* BEGIN Provided information *

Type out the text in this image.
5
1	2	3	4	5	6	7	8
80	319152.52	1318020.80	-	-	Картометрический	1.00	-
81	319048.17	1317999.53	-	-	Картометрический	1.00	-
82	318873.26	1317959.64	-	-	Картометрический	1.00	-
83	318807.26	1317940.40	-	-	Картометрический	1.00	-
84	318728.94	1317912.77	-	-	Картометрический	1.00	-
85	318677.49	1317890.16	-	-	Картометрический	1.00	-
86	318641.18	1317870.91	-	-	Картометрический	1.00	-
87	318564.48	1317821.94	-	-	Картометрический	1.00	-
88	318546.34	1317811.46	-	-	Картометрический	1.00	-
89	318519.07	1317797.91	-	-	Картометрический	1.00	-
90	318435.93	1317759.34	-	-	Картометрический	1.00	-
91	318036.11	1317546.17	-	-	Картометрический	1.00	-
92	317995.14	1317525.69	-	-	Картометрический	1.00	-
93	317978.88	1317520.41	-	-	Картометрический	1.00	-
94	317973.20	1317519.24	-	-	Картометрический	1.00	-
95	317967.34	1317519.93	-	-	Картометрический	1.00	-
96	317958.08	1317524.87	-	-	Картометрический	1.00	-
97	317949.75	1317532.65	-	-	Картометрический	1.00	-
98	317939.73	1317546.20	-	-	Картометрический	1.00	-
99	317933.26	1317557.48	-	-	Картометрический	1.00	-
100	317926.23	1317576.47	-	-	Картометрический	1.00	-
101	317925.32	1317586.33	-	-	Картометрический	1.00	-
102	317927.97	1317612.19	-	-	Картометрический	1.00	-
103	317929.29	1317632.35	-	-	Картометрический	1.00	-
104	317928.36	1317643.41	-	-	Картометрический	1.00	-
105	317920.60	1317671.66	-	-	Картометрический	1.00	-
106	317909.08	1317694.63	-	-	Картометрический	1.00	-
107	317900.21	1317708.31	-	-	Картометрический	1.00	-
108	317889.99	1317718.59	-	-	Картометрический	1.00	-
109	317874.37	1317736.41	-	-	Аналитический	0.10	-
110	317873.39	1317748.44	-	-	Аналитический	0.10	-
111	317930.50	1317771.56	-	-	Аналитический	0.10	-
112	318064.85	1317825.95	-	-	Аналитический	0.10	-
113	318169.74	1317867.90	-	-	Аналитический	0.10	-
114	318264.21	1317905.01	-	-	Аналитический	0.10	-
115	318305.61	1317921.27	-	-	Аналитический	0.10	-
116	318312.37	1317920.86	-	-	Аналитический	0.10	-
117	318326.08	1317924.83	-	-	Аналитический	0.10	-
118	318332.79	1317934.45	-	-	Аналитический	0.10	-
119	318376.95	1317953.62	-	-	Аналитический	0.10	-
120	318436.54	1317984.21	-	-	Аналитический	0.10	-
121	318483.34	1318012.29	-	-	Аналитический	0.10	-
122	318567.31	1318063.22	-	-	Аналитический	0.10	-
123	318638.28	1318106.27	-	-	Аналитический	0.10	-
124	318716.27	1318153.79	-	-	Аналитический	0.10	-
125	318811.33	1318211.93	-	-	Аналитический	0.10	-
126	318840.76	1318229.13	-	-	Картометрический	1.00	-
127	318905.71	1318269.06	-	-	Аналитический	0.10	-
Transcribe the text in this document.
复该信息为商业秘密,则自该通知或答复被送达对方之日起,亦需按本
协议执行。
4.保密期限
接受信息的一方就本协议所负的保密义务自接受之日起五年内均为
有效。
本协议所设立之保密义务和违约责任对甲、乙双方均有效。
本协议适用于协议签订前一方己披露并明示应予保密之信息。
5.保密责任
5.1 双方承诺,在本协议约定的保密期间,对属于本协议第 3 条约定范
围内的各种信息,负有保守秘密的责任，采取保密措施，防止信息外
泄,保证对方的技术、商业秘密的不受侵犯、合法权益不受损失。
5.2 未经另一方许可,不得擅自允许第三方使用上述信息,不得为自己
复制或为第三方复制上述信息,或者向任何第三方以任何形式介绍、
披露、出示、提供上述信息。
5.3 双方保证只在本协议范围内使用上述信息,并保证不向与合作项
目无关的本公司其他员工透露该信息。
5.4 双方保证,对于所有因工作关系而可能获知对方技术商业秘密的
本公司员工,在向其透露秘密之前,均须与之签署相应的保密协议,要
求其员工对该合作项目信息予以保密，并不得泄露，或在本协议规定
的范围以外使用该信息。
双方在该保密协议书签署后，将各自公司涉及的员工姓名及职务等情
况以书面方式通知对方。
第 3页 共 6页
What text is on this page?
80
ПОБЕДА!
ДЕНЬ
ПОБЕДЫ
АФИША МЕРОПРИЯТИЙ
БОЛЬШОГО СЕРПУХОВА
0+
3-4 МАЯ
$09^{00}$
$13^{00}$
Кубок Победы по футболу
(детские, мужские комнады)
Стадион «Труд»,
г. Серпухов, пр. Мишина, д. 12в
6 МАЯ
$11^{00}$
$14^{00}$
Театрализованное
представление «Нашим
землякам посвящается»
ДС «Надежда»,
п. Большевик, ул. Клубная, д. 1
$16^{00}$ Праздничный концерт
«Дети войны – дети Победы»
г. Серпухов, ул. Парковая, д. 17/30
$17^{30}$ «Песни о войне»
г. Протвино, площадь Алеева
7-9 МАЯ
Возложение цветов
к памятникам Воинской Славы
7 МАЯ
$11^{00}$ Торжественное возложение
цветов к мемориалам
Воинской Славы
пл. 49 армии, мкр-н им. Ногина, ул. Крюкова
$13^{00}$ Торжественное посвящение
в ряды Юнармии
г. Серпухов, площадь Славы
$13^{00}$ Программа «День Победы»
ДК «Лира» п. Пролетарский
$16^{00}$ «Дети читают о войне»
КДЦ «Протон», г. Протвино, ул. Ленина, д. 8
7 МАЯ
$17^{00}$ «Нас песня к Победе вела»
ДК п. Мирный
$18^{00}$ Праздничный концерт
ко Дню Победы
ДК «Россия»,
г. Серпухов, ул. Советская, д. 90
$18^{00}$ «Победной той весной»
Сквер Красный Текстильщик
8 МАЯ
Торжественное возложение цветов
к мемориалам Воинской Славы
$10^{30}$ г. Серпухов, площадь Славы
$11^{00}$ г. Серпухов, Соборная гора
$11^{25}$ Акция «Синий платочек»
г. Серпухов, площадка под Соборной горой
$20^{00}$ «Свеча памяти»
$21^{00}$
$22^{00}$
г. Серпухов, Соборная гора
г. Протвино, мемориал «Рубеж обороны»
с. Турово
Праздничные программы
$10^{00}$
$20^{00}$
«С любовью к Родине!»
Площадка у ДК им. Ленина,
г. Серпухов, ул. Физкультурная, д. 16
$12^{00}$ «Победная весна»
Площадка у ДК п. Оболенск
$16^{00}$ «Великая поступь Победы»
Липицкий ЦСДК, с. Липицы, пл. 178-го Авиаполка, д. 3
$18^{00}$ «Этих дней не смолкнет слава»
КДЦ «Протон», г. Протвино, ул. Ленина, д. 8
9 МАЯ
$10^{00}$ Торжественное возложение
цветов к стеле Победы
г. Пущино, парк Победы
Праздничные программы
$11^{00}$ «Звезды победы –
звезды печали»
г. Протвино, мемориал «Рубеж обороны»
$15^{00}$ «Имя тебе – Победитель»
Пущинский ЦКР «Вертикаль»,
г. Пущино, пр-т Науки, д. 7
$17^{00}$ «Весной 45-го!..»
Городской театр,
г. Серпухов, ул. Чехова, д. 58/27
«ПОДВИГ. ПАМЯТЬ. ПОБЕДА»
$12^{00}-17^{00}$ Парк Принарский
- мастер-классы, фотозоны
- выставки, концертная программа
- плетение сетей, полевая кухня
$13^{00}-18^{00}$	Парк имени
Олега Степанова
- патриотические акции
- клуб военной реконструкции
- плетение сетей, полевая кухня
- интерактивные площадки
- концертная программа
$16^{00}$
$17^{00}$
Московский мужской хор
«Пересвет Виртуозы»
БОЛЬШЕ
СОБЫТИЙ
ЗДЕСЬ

* END Provided information *

● Set problem: Select every line of the material above holding the word "гора" and copy it.

● Response:
$11^{00}$ г. Серпухов, Соборная гора
г. Серпухов, Соборная гора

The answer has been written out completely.